◆ Aim: Return all lines from the listing below in which the string "text" occurs.

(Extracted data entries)
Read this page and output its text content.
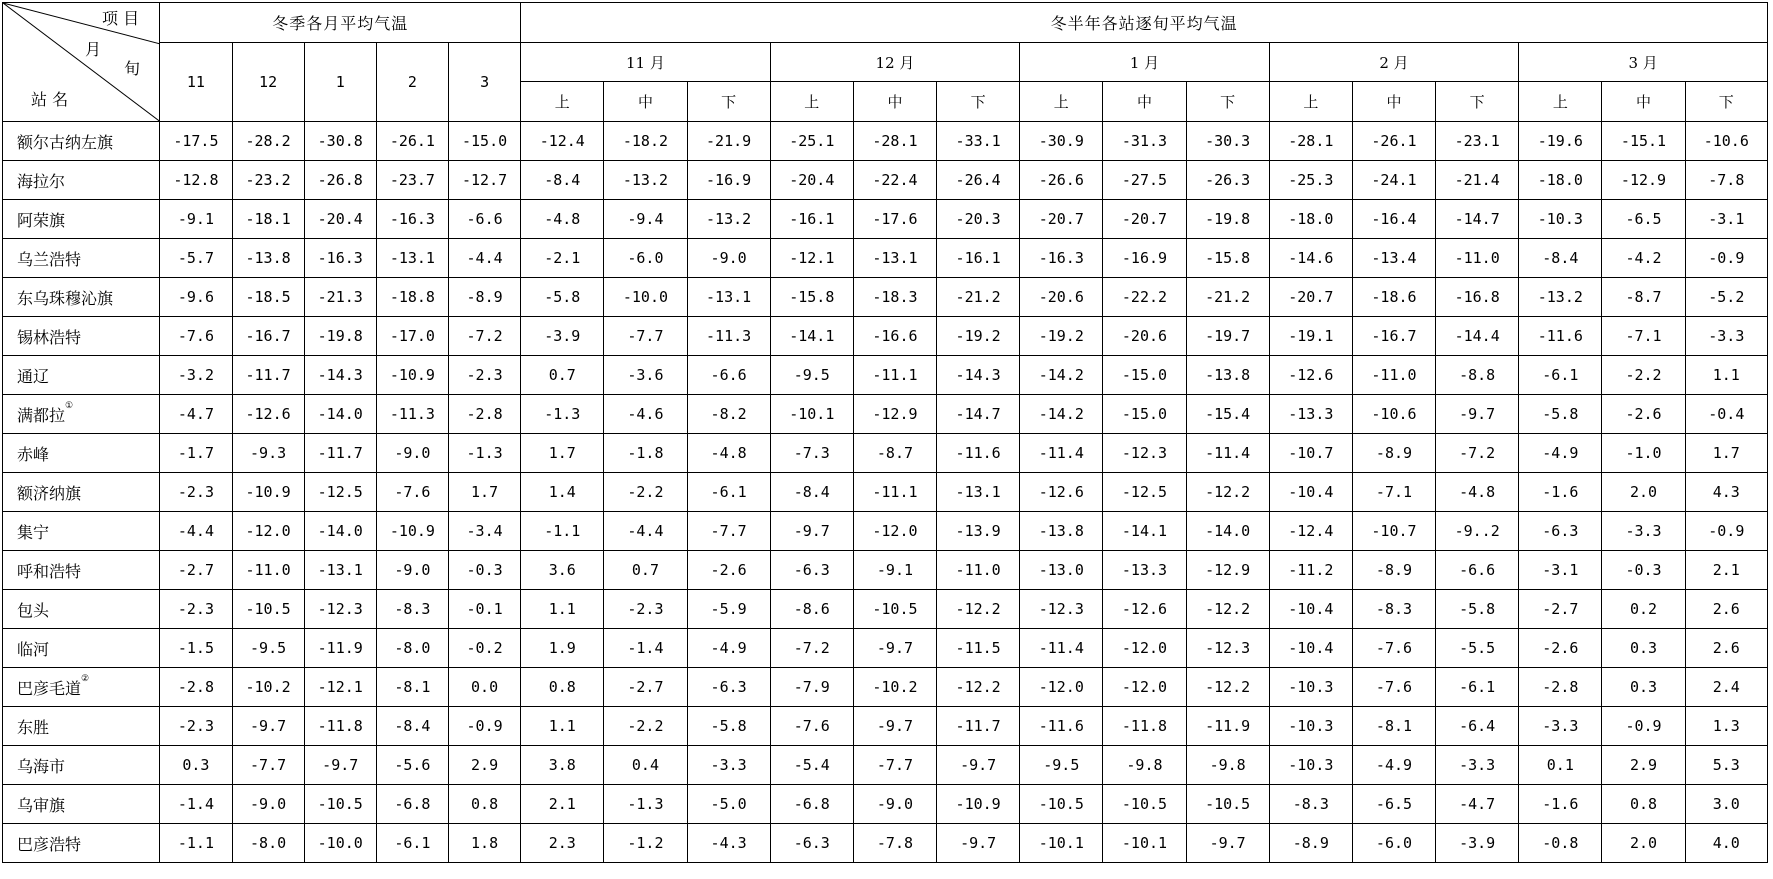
项 目
月
旬
站 名	冬季各月平均气温					冬半年各站逐旬平均气温														
	11	12	1	2	3	11 月			12 月			1 月			2 月			3 月		
						上	中	下	上	中	下	上	中	下	上	中	下	上	中	下
额尔古纳左旗	-17.5	-28.2	-30.8	-26.1	-15.0	-12.4	-18.2	-21.9	-25.1	-28.1	-33.1	-30.9	-31.3	-30.3	-28.1	-26.1	-23.1	-19.6	-15.1	-10.6
海拉尔	-12.8	-23.2	-26.8	-23.7	-12.7	-8.4	-13.2	-16.9	-20.4	-22.4	-26.4	-26.6	-27.5	-26.3	-25.3	-24.1	-21.4	-18.0	-12.9	-7.8
阿荣旗	-9.1	-18.1	-20.4	-16.3	-6.6	-4.8	-9.4	-13.2	-16.1	-17.6	-20.3	-20.7	-20.7	-19.8	-18.0	-16.4	-14.7	-10.3	-6.5	-3.1
乌兰浩特	-5.7	-13.8	-16.3	-13.1	-4.4	-2.1	-6.0	-9.0	-12.1	-13.1	-16.1	-16.3	-16.9	-15.8	-14.6	-13.4	-11.0	-8.4	-4.2	-0.9
东乌珠穆沁旗	-9.6	-18.5	-21.3	-18.8	-8.9	-5.8	-10.0	-13.1	-15.8	-18.3	-21.2	-20.6	-22.2	-21.2	-20.7	-18.6	-16.8	-13.2	-8.7	-5.2
锡林浩特	-7.6	-16.7	-19.8	-17.0	-7.2	-3.9	-7.7	-11.3	-14.1	-16.6	-19.2	-19.2	-20.6	-19.7	-19.1	-16.7	-14.4	-11.6	-7.1	-3.3
通辽	-3.2	-11.7	-14.3	-10.9	-2.3	0.7	-3.6	-6.6	-9.5	-11.1	-14.3	-14.2	-15.0	-13.8	-12.6	-11.0	-8.8	-6.1	-2.2	1.1
满都拉①	-4.7	-12.6	-14.0	-11.3	-2.8	-1.3	-4.6	-8.2	-10.1	-12.9	-14.7	-14.2	-15.0	-15.4	-13.3	-10.6	-9.7	-5.8	-2.6	-0.4
赤峰	-1.7	-9.3	-11.7	-9.0	-1.3	1.7	-1.8	-4.8	-7.3	-8.7	-11.6	-11.4	-12.3	-11.4	-10.7	-8.9	-7.2	-4.9	-1.0	1.7
额济纳旗	-2.3	-10.9	-12.5	-7.6	1.7	1.4	-2.2	-6.1	-8.4	-11.1	-13.1	-12.6	-12.5	-12.2	-10.4	-7.1	-4.8	-1.6	2.0	4.3
集宁	-4.4	-12.0	-14.0	-10.9	-3.4	-1.1	-4.4	-7.7	-9.7	-12.0	-13.9	-13.8	-14.1	-14.0	-12.4	-10.7	-9..2	-6.3	-3.3	-0.9
呼和浩特	-2.7	-11.0	-13.1	-9.0	-0.3	3.6	0.7	-2.6	-6.3	-9.1	-11.0	-13.0	-13.3	-12.9	-11.2	-8.9	-6.6	-3.1	-0.3	2.1
包头	-2.3	-10.5	-12.3	-8.3	-0.1	1.1	-2.3	-5.9	-8.6	-10.5	-12.2	-12.3	-12.6	-12.2	-10.4	-8.3	-5.8	-2.7	0.2	2.6
临河	-1.5	-9.5	-11.9	-8.0	-0.2	1.9	-1.4	-4.9	-7.2	-9.7	-11.5	-11.4	-12.0	-12.3	-10.4	-7.6	-5.5	-2.6	0.3	2.6
巴彦毛道②	-2.8	-10.2	-12.1	-8.1	0.0	0.8	-2.7	-6.3	-7.9	-10.2	-12.2	-12.0	-12.0	-12.2	-10.3	-7.6	-6.1	-2.8	0.3	2.4
东胜	-2.3	-9.7	-11.8	-8.4	-0.9	1.1	-2.2	-5.8	-7.6	-9.7	-11.7	-11.6	-11.8	-11.9	-10.3	-8.1	-6.4	-3.3	-0.9	1.3
乌海市	0.3	-7.7	-9.7	-5.6	2.9	3.8	0.4	-3.3	-5.4	-7.7	-9.7	-9.5	-9.8	-9.8	-10.3	-4.9	-3.3	0.1	2.9	5.3
乌审旗	-1.4	-9.0	-10.5	-6.8	0.8	2.1	-1.3	-5.0	-6.8	-9.0	-10.9	-10.5	-10.5	-10.5	-8.3	-6.5	-4.7	-1.6	0.8	3.0
巴彦浩特	-1.1	-8.0	-10.0	-6.1	1.8	2.3	-1.2	-4.3	-6.3	-7.8	-9.7	-10.1	-10.1	-9.7	-8.9	-6.0	-3.9	-0.8	2.0	4.0
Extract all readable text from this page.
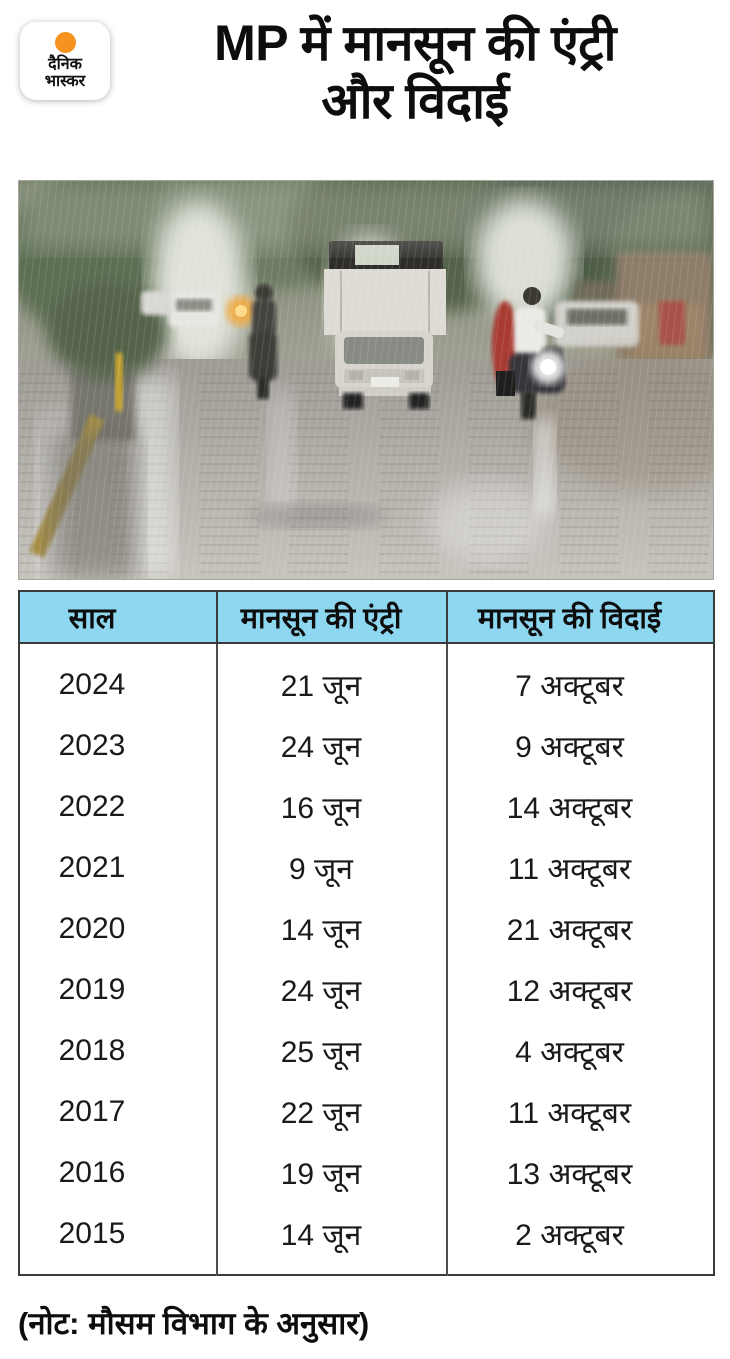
दैनिक
भास्कर
MP में मानसून की एंट्री
और विदाई
साल	मानसून की एंट्री	मानसून की विदाई
2024	21 जून	7 अक्टूबर
2023	24 जून	9 अक्टूबर
2022	16 जून	14 अक्टूबर
2021	9 जून	11 अक्टूबर
2020	14 जून	21 अक्टूबर
2019	24 जून	12 अक्टूबर
2018	25 जून	4 अक्टूबर
2017	22 जून	11 अक्टूबर
2016	19 जून	13 अक्टूबर
2015	14 जून	2 अक्टूबर
(नोट: मौसम विभाग के अनुसार)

◆ Right answer:
Read this page and output its text content.
Extract all readable text from this page.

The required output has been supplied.